> Passage to read:
I have made an experimental setup with two sharding nodes by following the “Deploy a Sharded Cluster” tutorial.
I intend to distribute accross the nodes a large GridFS chunks collection of over 700 GB.
At first, I tried working with the collection already populated, but it appeared that MongoDB would not split it up into chunks. Therefore I exported the collection and imported it again to mongos, this time it turned into 7271 chunks.
While this looked great I looked at the disk statistics and figured out that the full collection had been replicated entirely accrross the two nodes instead of being load balanced.
From there, I am stuck.
> db.fs.chunks.getShardDistribution()
Shard shtest at shtest/192.168.82.10:27019,192.168.82.20:27019
{
data: '716.95GiB',
docs: 4038821,
chunks: 7271,
'estimated data per chunk': '100.97MiB',
'estimated docs per chunk': 555
}
---
Totals
{
data: '716.95GiB',
docs: 4038821,
chunks: 7271,
'Shard shtest': [
'100 % data',
'100 % docs in cluster',
'186KiB avg obj size on shard'
]
}
shards
[
{
_id: 'shtest',
host: 'shtest/192.168.82.10:27019,192.168.82.20:27019',
state: 1,
topologyTime: Timestamp({ t: 1695174662, i: 4 })
}
]
collections: {
'dbtest.fs.chunks': {
shardKey: { files_id: 1, n: 1 },
unique: false,
balancing: true,
chunkMetadata: [ { shard: 'shtest', nChunks: 7271 } ],
chunks: [
'too many chunks to print, use verbose if you want to force print'
],
tags: []
}
}
I am running MongoDB 6.

> Activity: Extract the part of the MongoDB sharding post from "While this looked" up to and including "I am stuck.". The entries are separate material and have no connection to the MongoDB sharding post.

> Records:
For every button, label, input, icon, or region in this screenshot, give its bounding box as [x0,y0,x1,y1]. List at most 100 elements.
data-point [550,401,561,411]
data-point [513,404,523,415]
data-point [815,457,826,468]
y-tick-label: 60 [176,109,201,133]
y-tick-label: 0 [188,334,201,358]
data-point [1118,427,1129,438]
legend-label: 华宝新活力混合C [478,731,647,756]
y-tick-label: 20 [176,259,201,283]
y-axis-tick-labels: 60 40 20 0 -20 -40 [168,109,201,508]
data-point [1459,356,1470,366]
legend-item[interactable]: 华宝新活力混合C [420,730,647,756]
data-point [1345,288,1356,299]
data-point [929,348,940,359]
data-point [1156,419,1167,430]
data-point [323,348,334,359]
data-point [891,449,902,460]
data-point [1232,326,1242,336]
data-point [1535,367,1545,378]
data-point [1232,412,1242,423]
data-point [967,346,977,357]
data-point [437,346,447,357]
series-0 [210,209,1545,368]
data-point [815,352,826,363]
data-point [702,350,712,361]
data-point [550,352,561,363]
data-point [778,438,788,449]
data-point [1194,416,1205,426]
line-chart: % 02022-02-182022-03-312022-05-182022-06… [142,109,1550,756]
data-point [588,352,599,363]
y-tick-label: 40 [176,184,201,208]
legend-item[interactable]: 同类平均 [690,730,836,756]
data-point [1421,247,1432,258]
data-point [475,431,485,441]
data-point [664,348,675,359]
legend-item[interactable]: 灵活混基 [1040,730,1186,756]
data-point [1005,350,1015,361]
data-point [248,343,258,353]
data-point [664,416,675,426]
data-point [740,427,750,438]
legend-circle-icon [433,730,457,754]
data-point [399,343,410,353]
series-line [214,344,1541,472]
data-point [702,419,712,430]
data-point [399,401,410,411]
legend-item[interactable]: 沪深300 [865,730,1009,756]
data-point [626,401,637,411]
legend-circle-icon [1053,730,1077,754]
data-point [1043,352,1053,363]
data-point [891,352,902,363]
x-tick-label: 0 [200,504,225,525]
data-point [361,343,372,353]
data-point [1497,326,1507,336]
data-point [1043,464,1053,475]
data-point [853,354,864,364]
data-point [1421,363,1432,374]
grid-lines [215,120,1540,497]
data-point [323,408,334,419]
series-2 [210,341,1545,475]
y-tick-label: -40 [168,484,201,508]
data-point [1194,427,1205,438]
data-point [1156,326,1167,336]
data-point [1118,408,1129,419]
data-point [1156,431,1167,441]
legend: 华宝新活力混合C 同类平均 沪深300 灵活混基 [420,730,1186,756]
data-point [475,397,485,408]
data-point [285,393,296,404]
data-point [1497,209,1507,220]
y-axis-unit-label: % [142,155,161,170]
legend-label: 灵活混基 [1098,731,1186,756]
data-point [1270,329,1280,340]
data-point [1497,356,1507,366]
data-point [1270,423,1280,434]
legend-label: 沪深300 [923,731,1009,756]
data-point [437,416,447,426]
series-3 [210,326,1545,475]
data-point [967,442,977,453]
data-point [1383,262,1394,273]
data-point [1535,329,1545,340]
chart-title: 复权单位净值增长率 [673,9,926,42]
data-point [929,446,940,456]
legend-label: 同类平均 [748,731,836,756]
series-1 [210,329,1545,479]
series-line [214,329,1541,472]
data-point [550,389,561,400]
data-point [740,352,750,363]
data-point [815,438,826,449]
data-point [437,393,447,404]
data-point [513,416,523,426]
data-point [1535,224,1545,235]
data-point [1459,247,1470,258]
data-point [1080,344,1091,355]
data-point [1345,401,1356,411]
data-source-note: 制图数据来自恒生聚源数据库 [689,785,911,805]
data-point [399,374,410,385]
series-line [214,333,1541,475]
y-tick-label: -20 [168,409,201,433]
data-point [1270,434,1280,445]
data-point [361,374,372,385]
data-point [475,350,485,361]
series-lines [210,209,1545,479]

> Result below:
While this looked great I looked at the disk statistics and figured out that the full collection had been replicated entirely accrross the two nodes instead of being load balanced.
From there, I am stuck.